What is needed -> Output each line exactly as it appears, skipping any embedded picture.

== The data

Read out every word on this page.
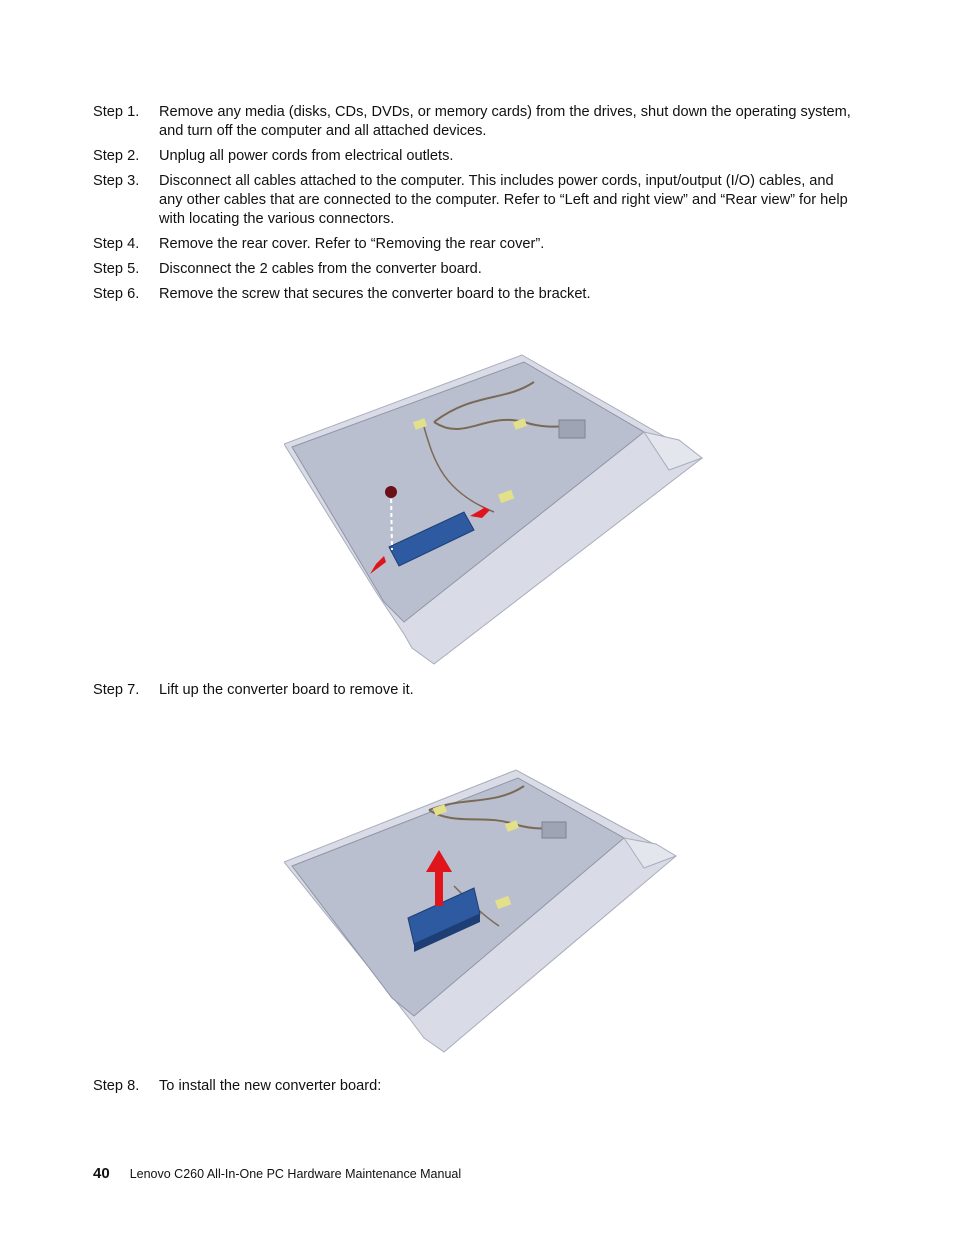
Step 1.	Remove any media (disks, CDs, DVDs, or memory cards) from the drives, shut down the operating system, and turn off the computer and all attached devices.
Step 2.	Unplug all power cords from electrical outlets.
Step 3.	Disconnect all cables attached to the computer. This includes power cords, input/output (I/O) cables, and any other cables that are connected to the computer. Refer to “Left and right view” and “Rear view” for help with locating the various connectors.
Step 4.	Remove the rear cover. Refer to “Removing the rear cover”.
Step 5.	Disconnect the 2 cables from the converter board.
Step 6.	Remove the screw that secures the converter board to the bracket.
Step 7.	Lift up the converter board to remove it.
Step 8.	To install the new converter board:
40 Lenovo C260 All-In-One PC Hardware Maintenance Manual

====

Exercise answer ->
Read out every word on this page.
Step 1.	Remove any media (disks, CDs, DVDs, or memory cards) from the drives, shut down the operating system, and turn off the computer and all attached devices.
Step 2.	Unplug all power cords from electrical outlets.
Step 3.	Disconnect all cables attached to the computer. This includes power cords, input/output (I/O) cables, and any other cables that are connected to the computer. Refer to “Left and right view” and “Rear view” for help with locating the various connectors.
Step 4.	Remove the rear cover. Refer to “Removing the rear cover”.
Step 5.	Disconnect the 2 cables from the converter board.
Step 6.	Remove the screw that secures the converter board to the bracket.
Step 7.	Lift up the converter board to remove it.
Step 8.	To install the new converter board:
40 Lenovo C260 All-In-One PC Hardware Maintenance Manual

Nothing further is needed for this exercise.